■ RECORDS SHOWN ■

☆ ☆ ☆ ☆ ☆ ☆ ☆

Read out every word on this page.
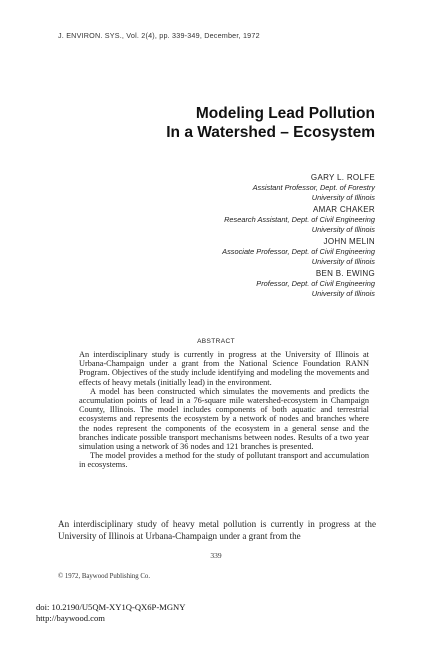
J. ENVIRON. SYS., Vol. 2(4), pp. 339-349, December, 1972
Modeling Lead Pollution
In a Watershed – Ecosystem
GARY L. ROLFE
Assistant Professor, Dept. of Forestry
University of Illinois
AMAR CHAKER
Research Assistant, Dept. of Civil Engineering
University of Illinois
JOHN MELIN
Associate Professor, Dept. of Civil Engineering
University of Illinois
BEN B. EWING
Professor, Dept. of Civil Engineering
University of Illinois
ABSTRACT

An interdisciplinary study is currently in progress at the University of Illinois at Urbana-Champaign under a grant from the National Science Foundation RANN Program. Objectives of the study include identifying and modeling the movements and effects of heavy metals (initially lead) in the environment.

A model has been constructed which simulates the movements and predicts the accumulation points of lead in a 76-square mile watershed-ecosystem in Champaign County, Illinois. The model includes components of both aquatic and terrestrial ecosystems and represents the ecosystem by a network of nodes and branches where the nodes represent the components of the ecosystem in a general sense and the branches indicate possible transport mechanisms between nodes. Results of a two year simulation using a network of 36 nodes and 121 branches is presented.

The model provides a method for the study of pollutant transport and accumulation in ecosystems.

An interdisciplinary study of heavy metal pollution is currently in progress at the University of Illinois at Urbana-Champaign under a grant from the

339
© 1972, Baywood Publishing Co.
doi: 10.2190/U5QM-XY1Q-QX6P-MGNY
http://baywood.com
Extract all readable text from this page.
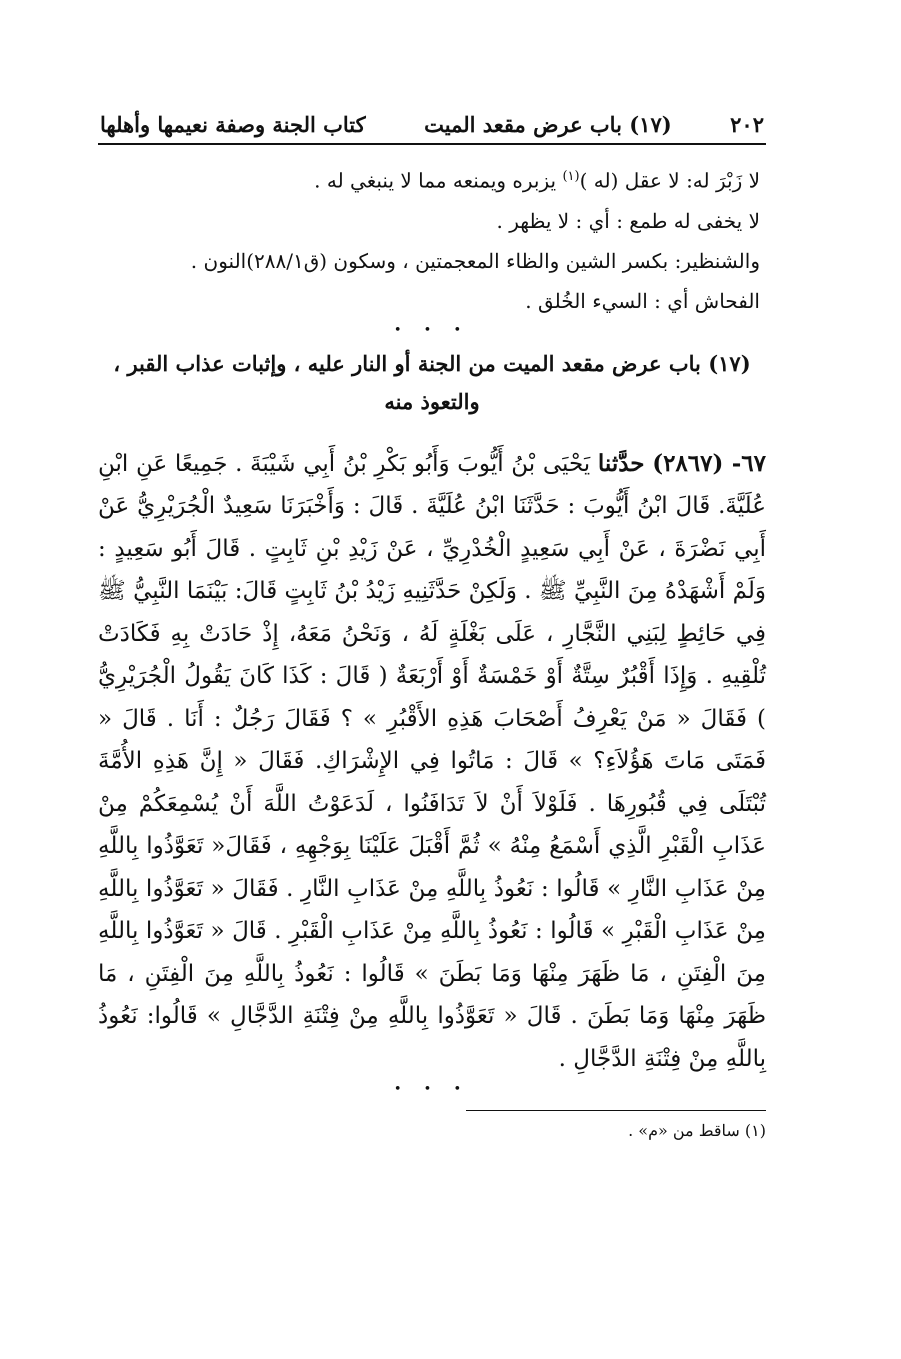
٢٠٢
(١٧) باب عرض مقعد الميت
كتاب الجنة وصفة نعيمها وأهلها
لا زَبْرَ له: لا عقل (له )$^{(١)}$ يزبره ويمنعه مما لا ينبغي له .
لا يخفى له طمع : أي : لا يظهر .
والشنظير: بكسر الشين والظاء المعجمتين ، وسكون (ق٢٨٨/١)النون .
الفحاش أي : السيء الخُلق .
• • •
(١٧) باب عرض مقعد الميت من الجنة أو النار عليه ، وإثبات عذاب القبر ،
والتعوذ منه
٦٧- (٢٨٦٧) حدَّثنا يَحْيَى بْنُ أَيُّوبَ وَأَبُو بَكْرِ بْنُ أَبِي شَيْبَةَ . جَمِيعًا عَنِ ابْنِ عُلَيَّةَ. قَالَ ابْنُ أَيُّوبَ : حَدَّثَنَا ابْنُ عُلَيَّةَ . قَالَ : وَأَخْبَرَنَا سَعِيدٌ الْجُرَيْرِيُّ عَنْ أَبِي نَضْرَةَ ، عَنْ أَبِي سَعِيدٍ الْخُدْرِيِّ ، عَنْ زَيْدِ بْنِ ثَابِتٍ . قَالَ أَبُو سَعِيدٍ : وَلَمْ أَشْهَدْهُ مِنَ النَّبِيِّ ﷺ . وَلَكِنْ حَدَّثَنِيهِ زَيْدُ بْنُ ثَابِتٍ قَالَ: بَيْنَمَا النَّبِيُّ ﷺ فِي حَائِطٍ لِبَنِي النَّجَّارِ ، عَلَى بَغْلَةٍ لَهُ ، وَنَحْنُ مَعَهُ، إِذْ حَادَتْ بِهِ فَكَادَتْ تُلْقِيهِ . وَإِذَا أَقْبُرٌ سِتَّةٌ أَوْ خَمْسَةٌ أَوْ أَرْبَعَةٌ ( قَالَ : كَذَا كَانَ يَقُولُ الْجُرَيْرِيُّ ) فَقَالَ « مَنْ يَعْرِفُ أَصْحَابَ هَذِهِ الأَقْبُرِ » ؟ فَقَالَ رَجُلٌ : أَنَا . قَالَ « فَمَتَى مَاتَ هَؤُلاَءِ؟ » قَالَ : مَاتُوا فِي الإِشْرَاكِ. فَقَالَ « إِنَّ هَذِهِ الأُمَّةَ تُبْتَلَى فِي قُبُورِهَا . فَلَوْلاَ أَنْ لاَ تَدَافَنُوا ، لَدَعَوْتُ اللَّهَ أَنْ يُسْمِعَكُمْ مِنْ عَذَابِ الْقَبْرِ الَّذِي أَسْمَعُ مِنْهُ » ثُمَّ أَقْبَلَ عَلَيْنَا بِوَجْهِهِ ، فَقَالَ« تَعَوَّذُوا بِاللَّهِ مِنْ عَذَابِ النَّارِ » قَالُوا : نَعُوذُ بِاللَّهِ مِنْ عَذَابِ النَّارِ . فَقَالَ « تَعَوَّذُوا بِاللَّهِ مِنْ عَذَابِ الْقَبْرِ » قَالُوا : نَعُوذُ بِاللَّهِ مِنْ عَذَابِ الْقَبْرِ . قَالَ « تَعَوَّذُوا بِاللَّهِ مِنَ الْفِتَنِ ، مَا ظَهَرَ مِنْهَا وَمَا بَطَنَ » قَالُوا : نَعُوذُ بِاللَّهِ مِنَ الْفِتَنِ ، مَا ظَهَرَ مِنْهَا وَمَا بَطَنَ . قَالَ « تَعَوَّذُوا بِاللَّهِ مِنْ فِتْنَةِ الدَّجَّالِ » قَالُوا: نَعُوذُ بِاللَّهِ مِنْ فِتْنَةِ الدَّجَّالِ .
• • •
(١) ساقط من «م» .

☆ ☆ ☆ ☆ ☆ ☆ ☆

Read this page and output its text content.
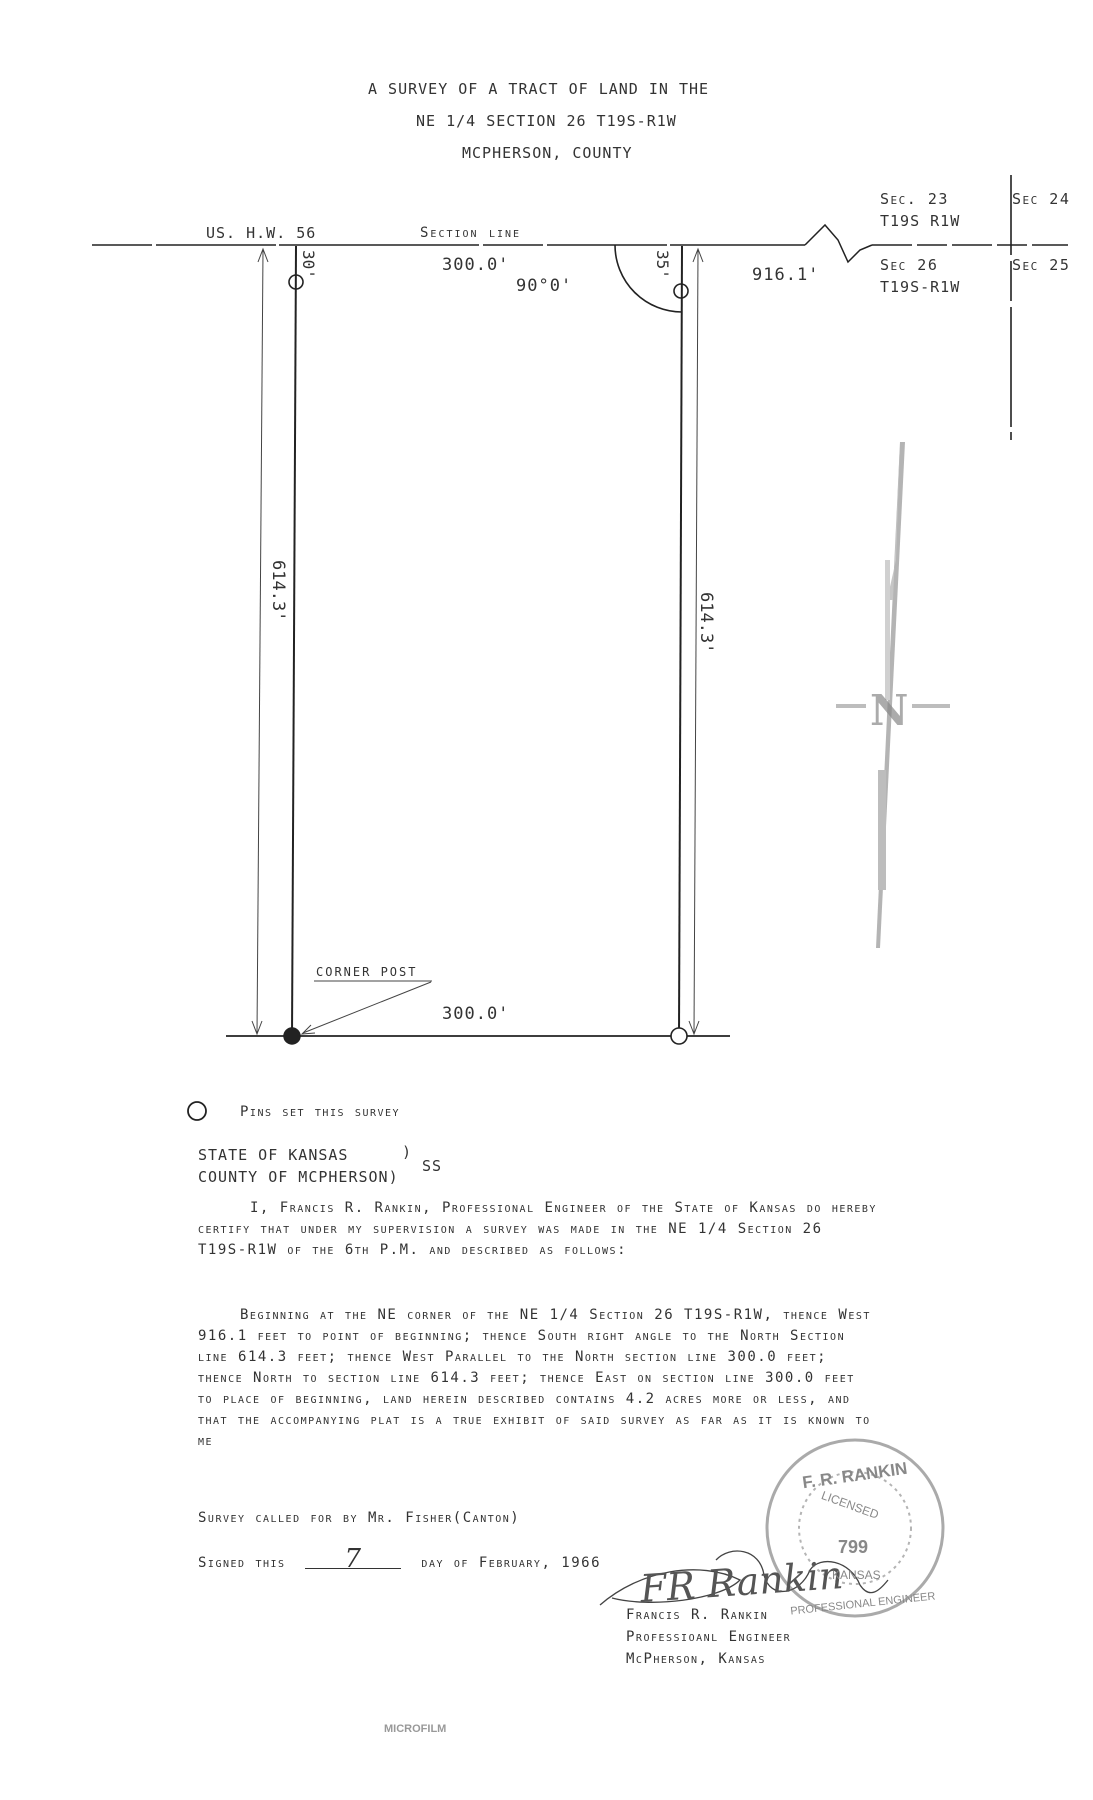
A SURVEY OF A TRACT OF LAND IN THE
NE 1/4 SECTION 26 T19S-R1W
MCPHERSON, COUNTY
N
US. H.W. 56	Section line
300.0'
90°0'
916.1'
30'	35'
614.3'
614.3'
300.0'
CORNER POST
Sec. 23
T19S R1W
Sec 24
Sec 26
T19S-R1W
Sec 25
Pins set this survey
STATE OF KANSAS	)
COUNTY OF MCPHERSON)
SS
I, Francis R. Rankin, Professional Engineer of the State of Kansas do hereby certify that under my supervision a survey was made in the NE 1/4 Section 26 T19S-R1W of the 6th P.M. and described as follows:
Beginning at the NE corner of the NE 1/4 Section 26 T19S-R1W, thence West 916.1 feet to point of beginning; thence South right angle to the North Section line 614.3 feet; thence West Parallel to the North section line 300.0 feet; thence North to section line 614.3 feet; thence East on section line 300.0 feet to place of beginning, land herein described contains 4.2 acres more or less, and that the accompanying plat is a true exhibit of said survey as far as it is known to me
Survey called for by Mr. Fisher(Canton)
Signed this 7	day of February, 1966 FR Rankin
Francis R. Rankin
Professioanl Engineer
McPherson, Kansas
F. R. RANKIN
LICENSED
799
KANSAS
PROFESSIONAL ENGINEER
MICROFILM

☆ ☆ ☆ ☆ ☆ ☆ ☆

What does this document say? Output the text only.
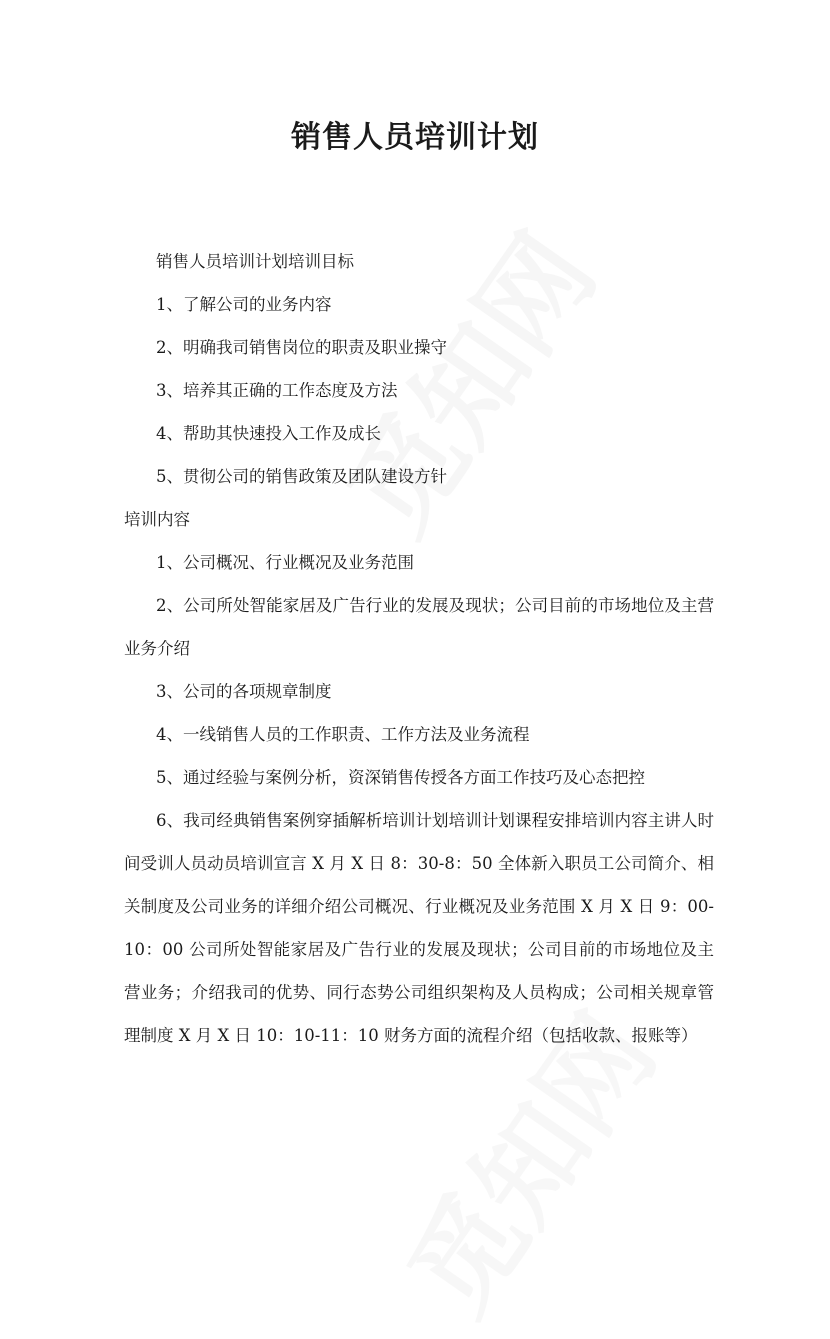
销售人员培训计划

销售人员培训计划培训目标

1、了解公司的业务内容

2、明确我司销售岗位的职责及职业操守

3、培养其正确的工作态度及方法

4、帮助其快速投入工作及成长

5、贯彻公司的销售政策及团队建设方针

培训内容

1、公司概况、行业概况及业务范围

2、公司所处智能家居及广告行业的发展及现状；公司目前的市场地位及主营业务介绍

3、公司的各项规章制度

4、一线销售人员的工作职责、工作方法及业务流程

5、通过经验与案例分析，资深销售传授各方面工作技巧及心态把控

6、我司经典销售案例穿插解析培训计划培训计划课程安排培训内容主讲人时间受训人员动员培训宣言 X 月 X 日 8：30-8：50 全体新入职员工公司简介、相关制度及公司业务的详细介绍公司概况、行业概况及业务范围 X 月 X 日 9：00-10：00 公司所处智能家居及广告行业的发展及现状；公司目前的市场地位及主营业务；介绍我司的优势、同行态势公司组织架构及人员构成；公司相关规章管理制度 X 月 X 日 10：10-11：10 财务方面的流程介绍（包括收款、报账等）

☆ ☆ ☆ ☆ ☆ ☆ ☆

Show the lines from the data above that contain the string "Professor".

Assistant Professor, Dept. of Forestry
Associate Professor, Dept. of Civil Engineering
Professor, Dept. of Civil Engineering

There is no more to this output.